# [EXERCISE AIM]
Here are some records; copy every line that holds the word "រណជន".

# [DATA TO USE]
* * * * * * * * *
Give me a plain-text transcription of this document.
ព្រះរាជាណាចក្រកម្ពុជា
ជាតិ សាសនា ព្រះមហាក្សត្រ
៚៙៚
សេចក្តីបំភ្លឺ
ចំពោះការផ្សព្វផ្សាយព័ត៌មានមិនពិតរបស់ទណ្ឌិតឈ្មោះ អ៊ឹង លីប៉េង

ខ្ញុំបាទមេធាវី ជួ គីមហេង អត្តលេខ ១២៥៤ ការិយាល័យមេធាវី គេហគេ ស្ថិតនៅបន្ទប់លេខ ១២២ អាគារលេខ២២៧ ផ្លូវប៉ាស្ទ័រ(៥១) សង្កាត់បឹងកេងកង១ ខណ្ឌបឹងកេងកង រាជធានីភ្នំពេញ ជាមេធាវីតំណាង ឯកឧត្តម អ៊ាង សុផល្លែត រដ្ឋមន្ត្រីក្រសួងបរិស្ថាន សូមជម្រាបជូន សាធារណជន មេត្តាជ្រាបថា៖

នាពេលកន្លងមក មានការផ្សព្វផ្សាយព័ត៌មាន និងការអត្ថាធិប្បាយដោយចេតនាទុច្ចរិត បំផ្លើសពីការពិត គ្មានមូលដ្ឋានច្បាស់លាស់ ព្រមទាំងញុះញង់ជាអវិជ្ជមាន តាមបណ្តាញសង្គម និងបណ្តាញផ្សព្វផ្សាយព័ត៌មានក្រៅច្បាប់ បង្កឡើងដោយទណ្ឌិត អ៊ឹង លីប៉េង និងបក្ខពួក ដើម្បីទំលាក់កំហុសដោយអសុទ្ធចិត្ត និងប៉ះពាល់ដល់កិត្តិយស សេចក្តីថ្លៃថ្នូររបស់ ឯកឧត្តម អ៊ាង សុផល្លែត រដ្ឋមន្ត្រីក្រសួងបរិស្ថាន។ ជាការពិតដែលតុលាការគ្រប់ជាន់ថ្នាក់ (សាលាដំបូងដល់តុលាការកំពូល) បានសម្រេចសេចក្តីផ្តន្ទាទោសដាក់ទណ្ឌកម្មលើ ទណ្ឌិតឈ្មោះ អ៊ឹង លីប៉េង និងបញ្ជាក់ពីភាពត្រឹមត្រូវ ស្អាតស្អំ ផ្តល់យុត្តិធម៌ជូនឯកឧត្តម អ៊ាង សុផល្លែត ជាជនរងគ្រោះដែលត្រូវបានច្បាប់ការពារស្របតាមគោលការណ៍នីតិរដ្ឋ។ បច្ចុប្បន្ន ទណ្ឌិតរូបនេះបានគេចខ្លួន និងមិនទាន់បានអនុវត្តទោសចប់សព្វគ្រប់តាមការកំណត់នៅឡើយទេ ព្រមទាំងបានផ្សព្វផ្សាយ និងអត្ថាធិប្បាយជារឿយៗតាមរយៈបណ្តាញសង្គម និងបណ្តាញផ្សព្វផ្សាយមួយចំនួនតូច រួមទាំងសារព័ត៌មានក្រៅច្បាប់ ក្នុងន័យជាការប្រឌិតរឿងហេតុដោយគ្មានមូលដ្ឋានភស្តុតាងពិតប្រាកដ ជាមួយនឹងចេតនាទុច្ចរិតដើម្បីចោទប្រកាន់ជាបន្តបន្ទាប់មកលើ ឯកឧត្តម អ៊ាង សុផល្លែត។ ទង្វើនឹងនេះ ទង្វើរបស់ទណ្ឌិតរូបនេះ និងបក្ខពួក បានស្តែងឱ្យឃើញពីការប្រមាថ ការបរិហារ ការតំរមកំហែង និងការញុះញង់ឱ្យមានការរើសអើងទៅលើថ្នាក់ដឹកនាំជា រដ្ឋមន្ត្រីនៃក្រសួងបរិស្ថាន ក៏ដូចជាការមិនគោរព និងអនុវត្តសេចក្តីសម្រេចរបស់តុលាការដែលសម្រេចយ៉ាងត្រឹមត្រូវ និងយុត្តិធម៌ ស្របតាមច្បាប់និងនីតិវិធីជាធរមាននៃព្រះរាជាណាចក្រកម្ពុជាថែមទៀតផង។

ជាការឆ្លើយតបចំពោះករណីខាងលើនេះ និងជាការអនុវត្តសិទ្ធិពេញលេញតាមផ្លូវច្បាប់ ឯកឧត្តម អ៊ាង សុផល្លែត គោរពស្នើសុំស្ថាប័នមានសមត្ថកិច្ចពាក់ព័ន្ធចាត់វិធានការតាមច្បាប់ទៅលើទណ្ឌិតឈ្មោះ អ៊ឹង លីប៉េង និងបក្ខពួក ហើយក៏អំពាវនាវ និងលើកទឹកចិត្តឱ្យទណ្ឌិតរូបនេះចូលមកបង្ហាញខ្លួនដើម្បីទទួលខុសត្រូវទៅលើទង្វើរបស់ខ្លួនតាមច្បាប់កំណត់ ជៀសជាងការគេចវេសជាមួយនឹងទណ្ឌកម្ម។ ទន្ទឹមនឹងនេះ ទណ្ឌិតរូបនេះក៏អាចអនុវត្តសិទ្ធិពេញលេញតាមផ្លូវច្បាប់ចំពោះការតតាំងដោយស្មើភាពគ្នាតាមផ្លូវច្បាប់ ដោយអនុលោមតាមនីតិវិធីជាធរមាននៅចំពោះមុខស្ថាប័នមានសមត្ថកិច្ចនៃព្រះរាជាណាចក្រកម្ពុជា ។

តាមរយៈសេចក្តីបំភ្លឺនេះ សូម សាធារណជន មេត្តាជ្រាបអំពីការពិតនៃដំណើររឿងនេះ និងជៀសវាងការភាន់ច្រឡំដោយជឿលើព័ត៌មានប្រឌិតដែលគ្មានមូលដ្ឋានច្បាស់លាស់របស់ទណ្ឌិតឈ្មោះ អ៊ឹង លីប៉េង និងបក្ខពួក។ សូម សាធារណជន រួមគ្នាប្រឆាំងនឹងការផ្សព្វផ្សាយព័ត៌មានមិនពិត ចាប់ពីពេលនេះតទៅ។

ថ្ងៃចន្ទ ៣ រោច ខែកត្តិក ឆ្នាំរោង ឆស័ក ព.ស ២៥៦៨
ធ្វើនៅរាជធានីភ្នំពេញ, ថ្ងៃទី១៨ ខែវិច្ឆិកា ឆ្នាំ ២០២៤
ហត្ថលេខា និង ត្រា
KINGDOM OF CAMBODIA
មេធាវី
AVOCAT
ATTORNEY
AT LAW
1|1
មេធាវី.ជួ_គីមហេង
* * * * * * * * *
# [CORRECT ANSWER]
ខ្ញុំបាទមេធាវី ជួ គីមហេង អត្តលេខ ១២៥៤ ការិយាល័យមេធាវី គេហគេ ស្ថិតនៅបន្ទប់លេខ ១២២ អាគារលេខ២២៧ ផ្លូវប៉ាស្ទ័រ(៥១) សង្កាត់បឹងកេងកង១ ខណ្ឌបឹងកេងកង រាជធានីភ្នំពេញ ជាមេធាវីតំណាង ឯកឧត្តម អ៊ាង សុផល្លែត រដ្ឋមន្ត្រីក្រសួងបរិស្ថាន សូមជម្រាបជូន សាធារណជន មេត្តាជ្រាបថា៖
តាមរយៈសេចក្តីបំភ្លឺនេះ សូម សាធារណជន មេត្តាជ្រាបអំពីការពិតនៃដំណើររឿងនេះ និងជៀសវាងការភាន់ច្រឡំដោយជឿលើព័ត៌មានប្រឌិតដែលគ្មានមូលដ្ឋានច្បាស់លាស់របស់ទណ្ឌិតឈ្មោះ អ៊ឹង លីប៉េង និងបក្ខពួក។ សូម សាធារណជន រួមគ្នាប្រឆាំងនឹងការផ្សព្វផ្សាយព័ត៌មានមិនពិត ចាប់ពីពេលនេះតទៅ។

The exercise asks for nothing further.